## What the task asks
Every line below must be reproduced exactly. Copy them all.

## The data
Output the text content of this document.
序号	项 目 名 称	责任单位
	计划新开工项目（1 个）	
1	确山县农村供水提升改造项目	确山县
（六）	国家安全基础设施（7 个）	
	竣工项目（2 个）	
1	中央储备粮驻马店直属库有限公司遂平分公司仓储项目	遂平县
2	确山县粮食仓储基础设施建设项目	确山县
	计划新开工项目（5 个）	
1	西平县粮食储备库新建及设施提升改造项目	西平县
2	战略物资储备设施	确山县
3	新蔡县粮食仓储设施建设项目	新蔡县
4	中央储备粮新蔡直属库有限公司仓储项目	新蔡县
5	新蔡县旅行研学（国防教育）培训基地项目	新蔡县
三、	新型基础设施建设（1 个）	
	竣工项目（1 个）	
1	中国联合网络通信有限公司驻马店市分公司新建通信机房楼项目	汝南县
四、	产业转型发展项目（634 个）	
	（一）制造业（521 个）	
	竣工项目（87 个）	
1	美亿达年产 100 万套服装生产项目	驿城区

## Written answer
Output the text content of this document.
序号	项 目 名 称	责任单位
	计划新开工项目（1 个）	
1	确山县农村供水提升改造项目	确山县
（六）	国家安全基础设施（7 个）	
	竣工项目（2 个）	
1	中央储备粮驻马店直属库有限公司遂平分公司仓储项目	遂平县
2	确山县粮食仓储基础设施建设项目	确山县
	计划新开工项目（5 个）	
1	西平县粮食储备库新建及设施提升改造项目	西平县
2	战略物资储备设施	确山县
3	新蔡县粮食仓储设施建设项目	新蔡县
4	中央储备粮新蔡直属库有限公司仓储项目	新蔡县
5	新蔡县旅行研学（国防教育）培训基地项目	新蔡县
三、	新型基础设施建设（1 个）	
	竣工项目（1 个）	
1	中国联合网络通信有限公司驻马店市分公司新建通信机房楼项目	汝南县
四、	产业转型发展项目（634 个）	
	（一）制造业（521 个）	
	竣工项目（87 个）	
1	美亿达年产 100 万套服装生产项目	驿城区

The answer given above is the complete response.